----- Records for the task

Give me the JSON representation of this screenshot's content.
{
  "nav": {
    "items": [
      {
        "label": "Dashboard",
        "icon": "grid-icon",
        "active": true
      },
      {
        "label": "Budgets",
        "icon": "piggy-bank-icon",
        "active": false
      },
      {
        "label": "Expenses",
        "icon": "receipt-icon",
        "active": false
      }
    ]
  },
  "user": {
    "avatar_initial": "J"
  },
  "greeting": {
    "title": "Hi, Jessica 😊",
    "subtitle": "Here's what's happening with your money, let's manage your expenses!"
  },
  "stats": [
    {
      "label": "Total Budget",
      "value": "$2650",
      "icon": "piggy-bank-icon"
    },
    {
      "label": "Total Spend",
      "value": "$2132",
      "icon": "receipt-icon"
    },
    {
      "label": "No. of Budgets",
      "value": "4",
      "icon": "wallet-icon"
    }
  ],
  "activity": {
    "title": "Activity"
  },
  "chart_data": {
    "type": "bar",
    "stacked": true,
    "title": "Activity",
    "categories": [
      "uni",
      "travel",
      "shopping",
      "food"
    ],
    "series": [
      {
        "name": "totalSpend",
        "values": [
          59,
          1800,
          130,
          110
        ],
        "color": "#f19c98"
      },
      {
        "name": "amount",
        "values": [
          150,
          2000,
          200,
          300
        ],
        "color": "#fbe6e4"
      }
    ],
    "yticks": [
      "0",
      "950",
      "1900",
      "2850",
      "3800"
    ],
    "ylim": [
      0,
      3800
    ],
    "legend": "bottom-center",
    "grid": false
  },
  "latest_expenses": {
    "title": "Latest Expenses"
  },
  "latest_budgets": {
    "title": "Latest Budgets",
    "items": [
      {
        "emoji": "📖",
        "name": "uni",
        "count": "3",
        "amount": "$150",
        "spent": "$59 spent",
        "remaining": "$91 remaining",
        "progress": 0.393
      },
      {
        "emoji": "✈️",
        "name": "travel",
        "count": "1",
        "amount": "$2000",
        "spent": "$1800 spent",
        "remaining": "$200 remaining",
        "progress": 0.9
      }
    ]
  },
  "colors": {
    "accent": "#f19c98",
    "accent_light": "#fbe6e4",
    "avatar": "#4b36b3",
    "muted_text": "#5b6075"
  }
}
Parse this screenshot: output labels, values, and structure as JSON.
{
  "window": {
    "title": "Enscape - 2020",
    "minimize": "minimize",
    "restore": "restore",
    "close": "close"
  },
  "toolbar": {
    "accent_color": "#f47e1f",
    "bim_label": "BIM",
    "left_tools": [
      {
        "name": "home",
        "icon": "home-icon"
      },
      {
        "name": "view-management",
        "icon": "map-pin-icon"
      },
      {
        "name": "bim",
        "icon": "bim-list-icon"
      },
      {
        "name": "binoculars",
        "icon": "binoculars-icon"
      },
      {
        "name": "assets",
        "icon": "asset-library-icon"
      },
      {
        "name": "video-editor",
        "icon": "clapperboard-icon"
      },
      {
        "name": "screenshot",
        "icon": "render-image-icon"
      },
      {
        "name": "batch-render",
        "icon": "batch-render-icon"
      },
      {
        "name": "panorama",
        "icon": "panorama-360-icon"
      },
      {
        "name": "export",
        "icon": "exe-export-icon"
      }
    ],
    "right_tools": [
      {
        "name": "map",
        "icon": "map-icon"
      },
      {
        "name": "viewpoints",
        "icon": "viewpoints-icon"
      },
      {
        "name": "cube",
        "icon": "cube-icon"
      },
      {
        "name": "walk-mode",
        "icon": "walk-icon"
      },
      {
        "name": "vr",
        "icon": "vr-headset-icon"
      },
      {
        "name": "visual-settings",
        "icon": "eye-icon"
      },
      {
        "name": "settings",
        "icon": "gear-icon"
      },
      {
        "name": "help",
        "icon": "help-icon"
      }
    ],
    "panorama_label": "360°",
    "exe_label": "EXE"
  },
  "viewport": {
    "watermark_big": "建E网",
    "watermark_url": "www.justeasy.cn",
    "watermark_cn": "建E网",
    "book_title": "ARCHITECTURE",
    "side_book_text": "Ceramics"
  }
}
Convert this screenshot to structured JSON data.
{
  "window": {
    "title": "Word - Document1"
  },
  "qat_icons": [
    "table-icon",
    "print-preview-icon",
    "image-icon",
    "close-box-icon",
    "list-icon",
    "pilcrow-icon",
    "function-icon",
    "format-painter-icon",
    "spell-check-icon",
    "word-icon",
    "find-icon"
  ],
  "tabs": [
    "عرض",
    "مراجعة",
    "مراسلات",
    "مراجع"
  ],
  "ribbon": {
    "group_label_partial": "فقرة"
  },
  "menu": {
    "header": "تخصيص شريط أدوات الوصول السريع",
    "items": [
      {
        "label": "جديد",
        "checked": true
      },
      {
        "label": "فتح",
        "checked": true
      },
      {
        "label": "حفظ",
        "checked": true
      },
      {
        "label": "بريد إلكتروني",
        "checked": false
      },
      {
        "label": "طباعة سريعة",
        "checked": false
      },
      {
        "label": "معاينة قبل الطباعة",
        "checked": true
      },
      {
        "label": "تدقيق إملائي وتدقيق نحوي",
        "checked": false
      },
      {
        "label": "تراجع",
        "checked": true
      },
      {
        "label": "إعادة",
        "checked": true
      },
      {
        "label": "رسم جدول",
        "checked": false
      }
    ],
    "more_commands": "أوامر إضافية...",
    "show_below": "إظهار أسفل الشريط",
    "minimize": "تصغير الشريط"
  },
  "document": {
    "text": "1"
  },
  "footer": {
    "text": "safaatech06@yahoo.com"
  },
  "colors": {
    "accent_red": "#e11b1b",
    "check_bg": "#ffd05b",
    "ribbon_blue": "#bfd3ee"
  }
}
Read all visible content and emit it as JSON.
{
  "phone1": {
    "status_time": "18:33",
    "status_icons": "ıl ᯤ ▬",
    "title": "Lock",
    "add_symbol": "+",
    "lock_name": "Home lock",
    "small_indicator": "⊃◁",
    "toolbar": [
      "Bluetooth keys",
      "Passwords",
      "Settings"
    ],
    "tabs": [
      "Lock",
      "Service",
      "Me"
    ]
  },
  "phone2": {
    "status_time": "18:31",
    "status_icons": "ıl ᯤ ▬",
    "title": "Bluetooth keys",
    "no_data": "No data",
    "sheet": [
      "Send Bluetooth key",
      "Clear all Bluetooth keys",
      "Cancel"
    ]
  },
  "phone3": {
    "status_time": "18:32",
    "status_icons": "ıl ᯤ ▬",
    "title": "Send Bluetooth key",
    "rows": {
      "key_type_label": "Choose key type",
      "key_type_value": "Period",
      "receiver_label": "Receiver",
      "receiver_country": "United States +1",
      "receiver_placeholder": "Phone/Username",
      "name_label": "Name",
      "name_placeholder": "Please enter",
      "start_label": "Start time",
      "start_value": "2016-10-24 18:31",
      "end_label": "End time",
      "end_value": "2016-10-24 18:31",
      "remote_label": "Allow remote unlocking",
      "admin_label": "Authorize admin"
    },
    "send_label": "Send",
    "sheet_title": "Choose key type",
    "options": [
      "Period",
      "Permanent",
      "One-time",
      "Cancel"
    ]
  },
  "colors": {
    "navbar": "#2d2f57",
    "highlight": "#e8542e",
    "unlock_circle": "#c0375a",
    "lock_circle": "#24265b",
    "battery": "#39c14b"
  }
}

----------

* _What you are asked to do_
Copy out each line above, character for character.

* _The reply_
Give me the JSON representation of this screenshot's content.
{
  "nav": {
    "items": [
      {
        "label": "Dashboard",
        "icon": "grid-icon",
        "active": true
      },
      {
        "label": "Budgets",
        "icon": "piggy-bank-icon",
        "active": false
      },
      {
        "label": "Expenses",
        "icon": "receipt-icon",
        "active": false
      }
    ]
  },
  "user": {
    "avatar_initial": "J"
  },
  "greeting": {
    "title": "Hi, Jessica 😊",
    "subtitle": "Here's what's happening with your money, let's manage your expenses!"
  },
  "stats": [
    {
      "label": "Total Budget",
      "value": "$2650",
      "icon": "piggy-bank-icon"
    },
    {
      "label": "Total Spend",
      "value": "$2132",
      "icon": "receipt-icon"
    },
    {
      "label": "No. of Budgets",
      "value": "4",
      "icon": "wallet-icon"
    }
  ],
  "activity": {
    "title": "Activity"
  },
  "chart_data": {
    "type": "bar",
    "stacked": true,
    "title": "Activity",
    "categories": [
      "uni",
      "travel",
      "shopping",
      "food"
    ],
    "series": [
      {
        "name": "totalSpend",
        "values": [
          59,
          1800,
          130,
          110
        ],
        "color": "#f19c98"
      },
      {
        "name": "amount",
        "values": [
          150,
          2000,
          200,
          300
        ],
        "color": "#fbe6e4"
      }
    ],
    "yticks": [
      "0",
      "950",
      "1900",
      "2850",
      "3800"
    ],
    "ylim": [
      0,
      3800
    ],
    "legend": "bottom-center",
    "grid": false
  },
  "latest_expenses": {
    "title": "Latest Expenses"
  },
  "latest_budgets": {
    "title": "Latest Budgets",
    "items": [
      {
        "emoji": "📖",
        "name": "uni",
        "count": "3",
        "amount": "$150",
        "spent": "$59 spent",
        "remaining": "$91 remaining",
        "progress": 0.393
      },
      {
        "emoji": "✈️",
        "name": "travel",
        "count": "1",
        "amount": "$2000",
        "spent": "$1800 spent",
        "remaining": "$200 remaining",
        "progress": 0.9
      }
    ]
  },
  "colors": {
    "accent": "#f19c98",
    "accent_light": "#fbe6e4",
    "avatar": "#4b36b3",
    "muted_text": "#5b6075"
  }
}
Parse this screenshot: output labels, values, and structure as JSON.
{
  "window": {
    "title": "Enscape - 2020",
    "minimize": "minimize",
    "restore": "restore",
    "close": "close"
  },
  "toolbar": {
    "accent_color": "#f47e1f",
    "bim_label": "BIM",
    "left_tools": [
      {
        "name": "home",
        "icon": "home-icon"
      },
      {
        "name": "view-management",
        "icon": "map-pin-icon"
      },
      {
        "name": "bim",
        "icon": "bim-list-icon"
      },
      {
        "name": "binoculars",
        "icon": "binoculars-icon"
      },
      {
        "name": "assets",
        "icon": "asset-library-icon"
      },
      {
        "name": "video-editor",
        "icon": "clapperboard-icon"
      },
      {
        "name": "screenshot",
        "icon": "render-image-icon"
      },
      {
        "name": "batch-render",
        "icon": "batch-render-icon"
      },
      {
        "name": "panorama",
        "icon": "panorama-360-icon"
      },
      {
        "name": "export",
        "icon": "exe-export-icon"
      }
    ],
    "right_tools": [
      {
        "name": "map",
        "icon": "map-icon"
      },
      {
        "name": "viewpoints",
        "icon": "viewpoints-icon"
      },
      {
        "name": "cube",
        "icon": "cube-icon"
      },
      {
        "name": "walk-mode",
        "icon": "walk-icon"
      },
      {
        "name": "vr",
        "icon": "vr-headset-icon"
      },
      {
        "name": "visual-settings",
        "icon": "eye-icon"
      },
      {
        "name": "settings",
        "icon": "gear-icon"
      },
      {
        "name": "help",
        "icon": "help-icon"
      }
    ],
    "panorama_label": "360°",
    "exe_label": "EXE"
  },
  "viewport": {
    "watermark_big": "建E网",
    "watermark_url": "www.justeasy.cn",
    "watermark_cn": "建E网",
    "book_title": "ARCHITECTURE",
    "side_book_text": "Ceramics"
  }
}
Convert this screenshot to structured JSON data.
{
  "window": {
    "title": "Word - Document1"
  },
  "qat_icons": [
    "table-icon",
    "print-preview-icon",
    "image-icon",
    "close-box-icon",
    "list-icon",
    "pilcrow-icon",
    "function-icon",
    "format-painter-icon",
    "spell-check-icon",
    "word-icon",
    "find-icon"
  ],
  "tabs": [
    "عرض",
    "مراجعة",
    "مراسلات",
    "مراجع"
  ],
  "ribbon": {
    "group_label_partial": "فقرة"
  },
  "menu": {
    "header": "تخصيص شريط أدوات الوصول السريع",
    "items": [
      {
        "label": "جديد",
        "checked": true
      },
      {
        "label": "فتح",
        "checked": true
      },
      {
        "label": "حفظ",
        "checked": true
      },
      {
        "label": "بريد إلكتروني",
        "checked": false
      },
      {
        "label": "طباعة سريعة",
        "checked": false
      },
      {
        "label": "معاينة قبل الطباعة",
        "checked": true
      },
      {
        "label": "تدقيق إملائي وتدقيق نحوي",
        "checked": false
      },
      {
        "label": "تراجع",
        "checked": true
      },
      {
        "label": "إعادة",
        "checked": true
      },
      {
        "label": "رسم جدول",
        "checked": false
      }
    ],
    "more_commands": "أوامر إضافية...",
    "show_below": "إظهار أسفل الشريط",
    "minimize": "تصغير الشريط"
  },
  "document": {
    "text": "1"
  },
  "footer": {
    "text": "safaatech06@yahoo.com"
  },
  "colors": {
    "accent_red": "#e11b1b",
    "check_bg": "#ffd05b",
    "ribbon_blue": "#bfd3ee"
  }
}
Read all visible content and emit it as JSON.
{
  "phone1": {
    "status_time": "18:33",
    "status_icons": "ıl ᯤ ▬",
    "title": "Lock",
    "add_symbol": "+",
    "lock_name": "Home lock",
    "small_indicator": "⊃◁",
    "toolbar": [
      "Bluetooth keys",
      "Passwords",
      "Settings"
    ],
    "tabs": [
      "Lock",
      "Service",
      "Me"
    ]
  },
  "phone2": {
    "status_time": "18:31",
    "status_icons": "ıl ᯤ ▬",
    "title": "Bluetooth keys",
    "no_data": "No data",
    "sheet": [
      "Send Bluetooth key",
      "Clear all Bluetooth keys",
      "Cancel"
    ]
  },
  "phone3": {
    "status_time": "18:32",
    "status_icons": "ıl ᯤ ▬",
    "title": "Send Bluetooth key",
    "rows": {
      "key_type_label": "Choose key type",
      "key_type_value": "Period",
      "receiver_label": "Receiver",
      "receiver_country": "United States +1",
      "receiver_placeholder": "Phone/Username",
      "name_label": "Name",
      "name_placeholder": "Please enter",
      "start_label": "Start time",
      "start_value": "2016-10-24 18:31",
      "end_label": "End time",
      "end_value": "2016-10-24 18:31",
      "remote_label": "Allow remote unlocking",
      "admin_label": "Authorize admin"
    },
    "send_label": "Send",
    "sheet_title": "Choose key type",
    "options": [
      "Period",
      "Permanent",
      "One-time",
      "Cancel"
    ]
  },
  "colors": {
    "navbar": "#2d2f57",
    "highlight": "#e8542e",
    "unlock_circle": "#c0375a",
    "lock_circle": "#24265b",
    "battery": "#39c14b"
  }
}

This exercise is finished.